┌─ MATERIALS PROVIDED

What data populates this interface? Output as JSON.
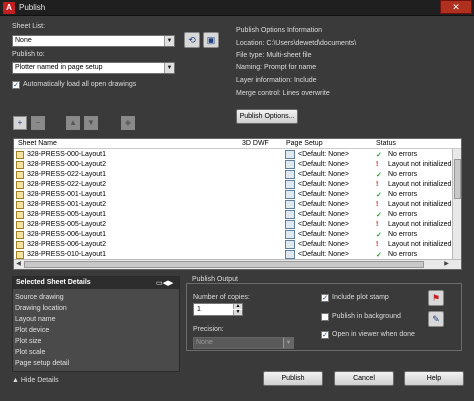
{
  "window": {
    "title": "Publish",
    "app_logo": "A",
    "close_glyph": "✕"
  },
  "sheet_list": {
    "label": "Sheet List:",
    "value": "None",
    "save_icon": "save-sheet-list-icon",
    "load_icon": "load-sheet-list-icon"
  },
  "publish_to": {
    "label": "Publish to:",
    "value": "Plotter named in page setup"
  },
  "auto_load": {
    "label": "Automatically load all open drawings",
    "checked": true
  },
  "options_info": {
    "title": "Publish Options Information",
    "location": "Location: C:\\Users\\dewetd\\documents\\",
    "file_type": "File type: Multi-sheet file",
    "naming": "Naming: Prompt for name",
    "layer_info": "Layer information: Include",
    "merge": "Merge control: Lines overwrite",
    "button": "Publish Options..."
  },
  "list": {
    "columns": [
      "Sheet Name",
      "3D DWF",
      "Page Setup",
      "Status"
    ],
    "rows": [
      {
        "name": "328-PRESS-000-Layout1",
        "setup": "<Default: None>",
        "status": "No errors",
        "ok": true
      },
      {
        "name": "328-PRESS-000-Layout2",
        "setup": "<Default: None>",
        "status": "Layout not initialized",
        "ok": false
      },
      {
        "name": "328-PRESS-022-Layout1",
        "setup": "<Default: None>",
        "status": "No errors",
        "ok": true
      },
      {
        "name": "328-PRESS-022-Layout2",
        "setup": "<Default: None>",
        "status": "Layout not initialized",
        "ok": false
      },
      {
        "name": "328-PRESS-001-Layout1",
        "setup": "<Default: None>",
        "status": "No errors",
        "ok": true
      },
      {
        "name": "328-PRESS-001-Layout2",
        "setup": "<Default: None>",
        "status": "Layout not initialized",
        "ok": false
      },
      {
        "name": "328-PRESS-005-Layout1",
        "setup": "<Default: None>",
        "status": "No errors",
        "ok": true
      },
      {
        "name": "328-PRESS-005-Layout2",
        "setup": "<Default: None>",
        "status": "Layout not initialized",
        "ok": false
      },
      {
        "name": "328-PRESS-006-Layout1",
        "setup": "<Default: None>",
        "status": "No errors",
        "ok": true
      },
      {
        "name": "328-PRESS-006-Layout2",
        "setup": "<Default: None>",
        "status": "Layout not initialized",
        "ok": false
      },
      {
        "name": "328-PRESS-010-Layout1",
        "setup": "<Default: None>",
        "status": "No errors",
        "ok": true
      }
    ]
  },
  "details": {
    "title": "Selected Sheet Details",
    "fields": [
      "Source drawing",
      "Drawing location",
      "Layout name",
      "Plot device",
      "Plot size",
      "Plot scale",
      "Page setup detail"
    ],
    "hide": "Hide Details"
  },
  "output": {
    "title": "Publish Output",
    "copies_label": "Number of copies:",
    "copies_value": "1",
    "precision_label": "Precision:",
    "precision_value": "None",
    "include_stamp": {
      "label": "Include plot stamp",
      "checked": true
    },
    "background": {
      "label": "Publish in background",
      "checked": false
    },
    "open_viewer": {
      "label": "Open in viewer when done",
      "checked": true
    }
  },
  "buttons": {
    "publish": "Publish",
    "cancel": "Cancel",
    "help": "Help"
  },
  "colors": {
    "ok": "#20a020",
    "error": "#d02020",
    "panel": "#3a3a3a"
  }
}
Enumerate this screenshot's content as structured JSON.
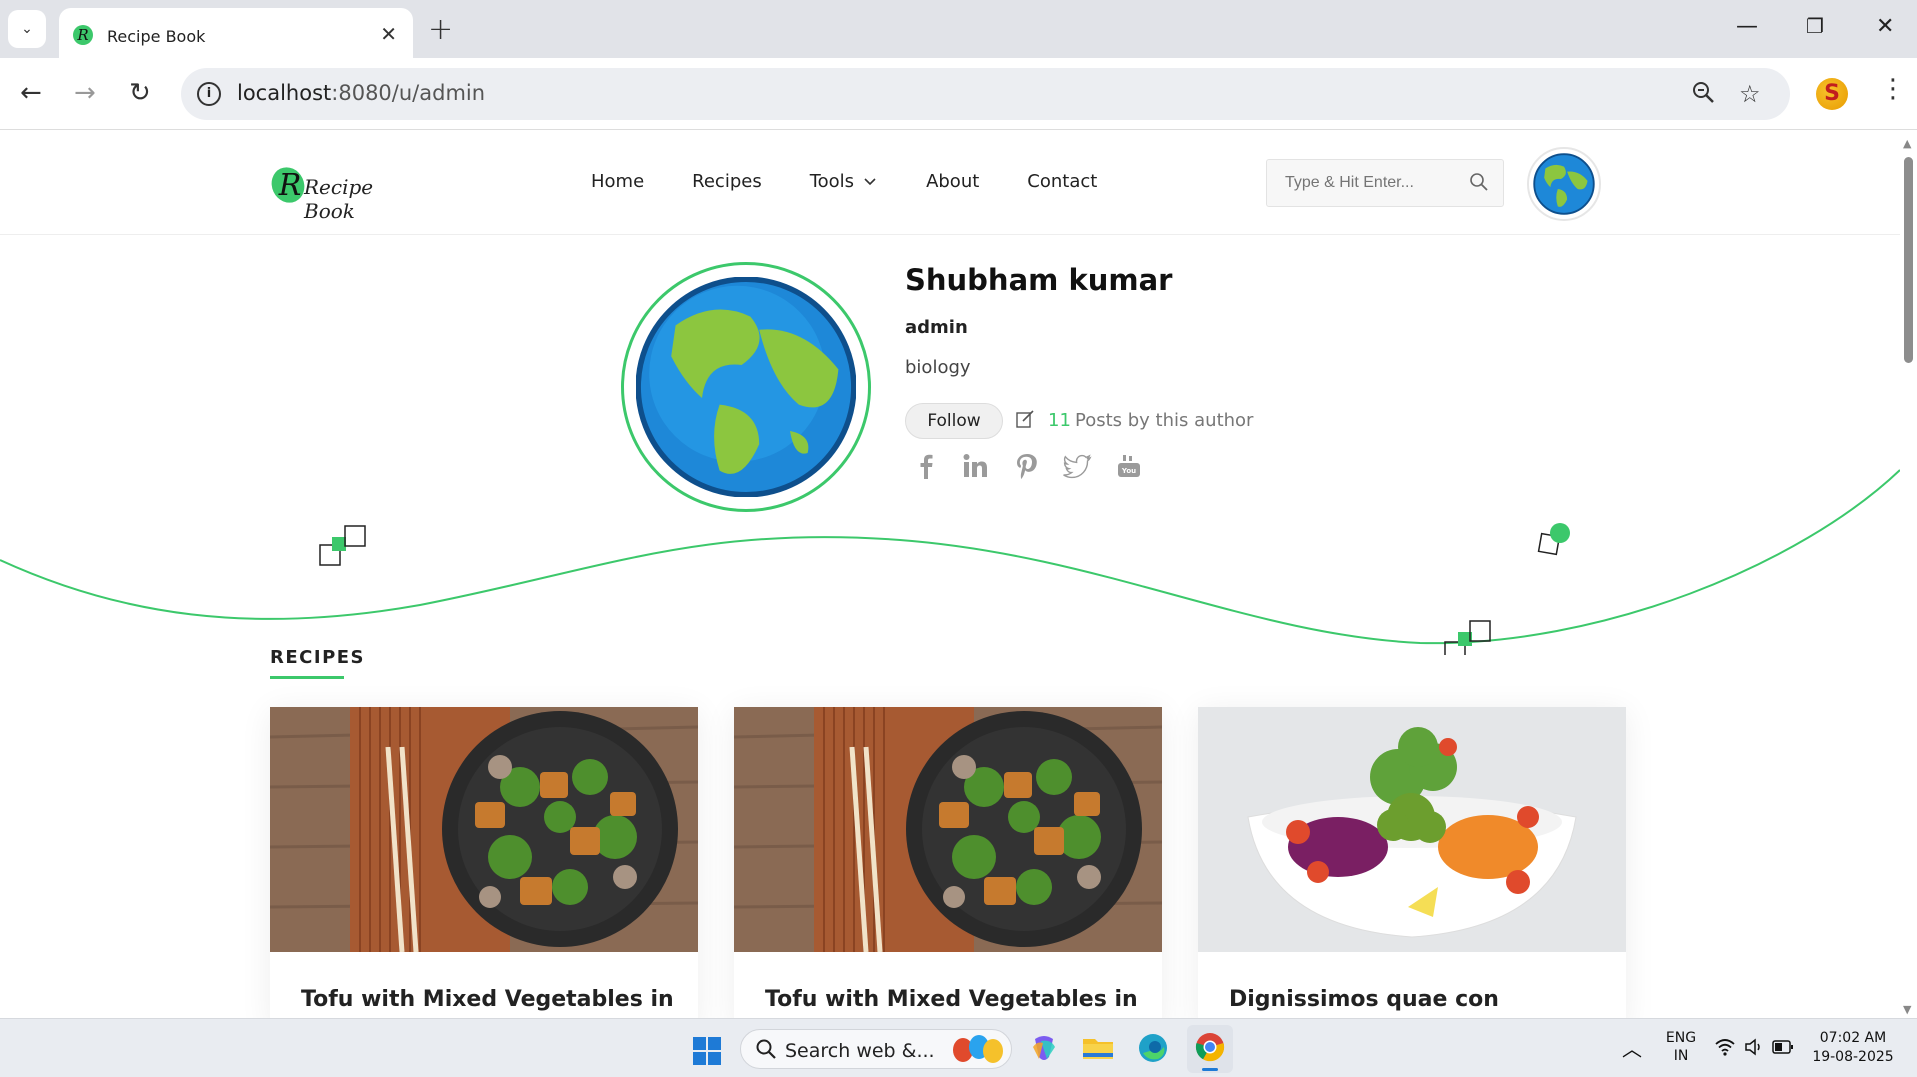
{
  "browser": {
    "tab_title": "Recipe Book",
    "url_host": "localhost",
    "url_rest": ":8080/u/admin",
    "profile_initial": "S"
  },
  "site": {
    "logo_text": "Recipe Book",
    "nav": [
      "Home",
      "Recipes",
      "Tools",
      "About",
      "Contact"
    ],
    "search_placeholder": "Type & Hit Enter..."
  },
  "author": {
    "name": "Shubham kumar",
    "username": "admin",
    "bio": "biology",
    "follow_label": "Follow",
    "posts_count": "11",
    "posts_label": "Posts by this author",
    "social_icons": [
      "facebook-icon",
      "linkedin-icon",
      "pinterest-icon",
      "twitter-icon",
      "youtube-icon"
    ]
  },
  "recipes": {
    "section_title": "RECIPES",
    "cards": [
      {
        "title": "Tofu with Mixed Vegetables in Garlic Sauce",
        "image": "tofu-bowl"
      },
      {
        "title": "Tofu with Mixed Vegetables in Garlic Sauce",
        "image": "tofu-bowl"
      },
      {
        "title": "Dignissimos quae con",
        "image": "salad-bowl"
      }
    ]
  },
  "taskbar": {
    "search_text": "Search web &...",
    "lang_line1": "ENG",
    "lang_line2": "IN",
    "time": "07:02 AM",
    "date": "19-08-2025"
  },
  "colors": {
    "accent": "#3cc86b",
    "tab_bar": "#e1e3e8",
    "omnibox": "#eceef2"
  }
}
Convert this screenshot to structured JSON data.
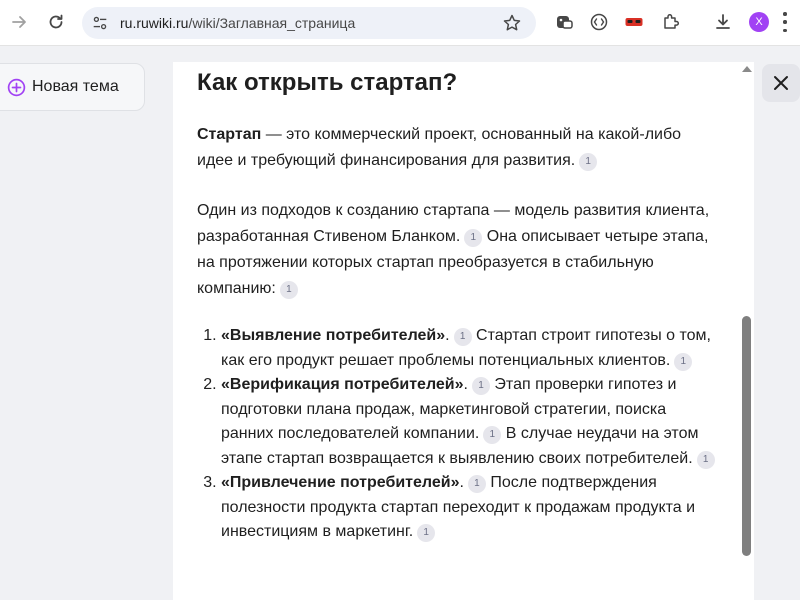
{
  "browser": {
    "url_host": "ru.ruwiki.ru",
    "url_path": "/wiki/Заглавная_страница",
    "profile_initial": "X"
  },
  "sidebar": {
    "new_topic_label": "Новая тема"
  },
  "article": {
    "title": "Как открыть стартап?",
    "ref_label": "1",
    "p1": {
      "bold": "Стартап",
      "text": " — это коммерческий проект, основанный на какой-либо идее и требующий финансирования для развития."
    },
    "p2": {
      "text_a": "Один из подходов к созданию стартапа — модель развития клиента, разработанная Стивеном Бланком.",
      "text_b": " Она описывает четыре этапа, на протяжении которых стартап преобразуется в стабильную компанию:"
    },
    "stages": [
      {
        "title": "«Выявление потребителей»",
        "text_a": " Стартап строит гипотезы о том, как его продукт решает проблемы потенциальных клиентов."
      },
      {
        "title": "«Верификация потребителей»",
        "text_a": " Этап проверки гипотез и подготовки плана продаж, маркетинговой стратегии, поиска ранних последователей компании.",
        "text_b": " В случае неудачи на этом этапе стартап возвращается к выявлению своих потребителей."
      },
      {
        "title": "«Привлечение потребителей»",
        "text_a": " После подтверждения полезности продукта стартап переходит к продажам продукта и инвестициям в маркетинг."
      }
    ]
  },
  "colors": {
    "accent_purple": "#a142f4",
    "ref_badge": "#e6e6ec"
  }
}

└─

> JOB: Copy all lines from the material that include "location".

> TASK ANSWER:
    "location": "Location: C:\\Users\\dewetd\\documents\\",
      "Drawing location",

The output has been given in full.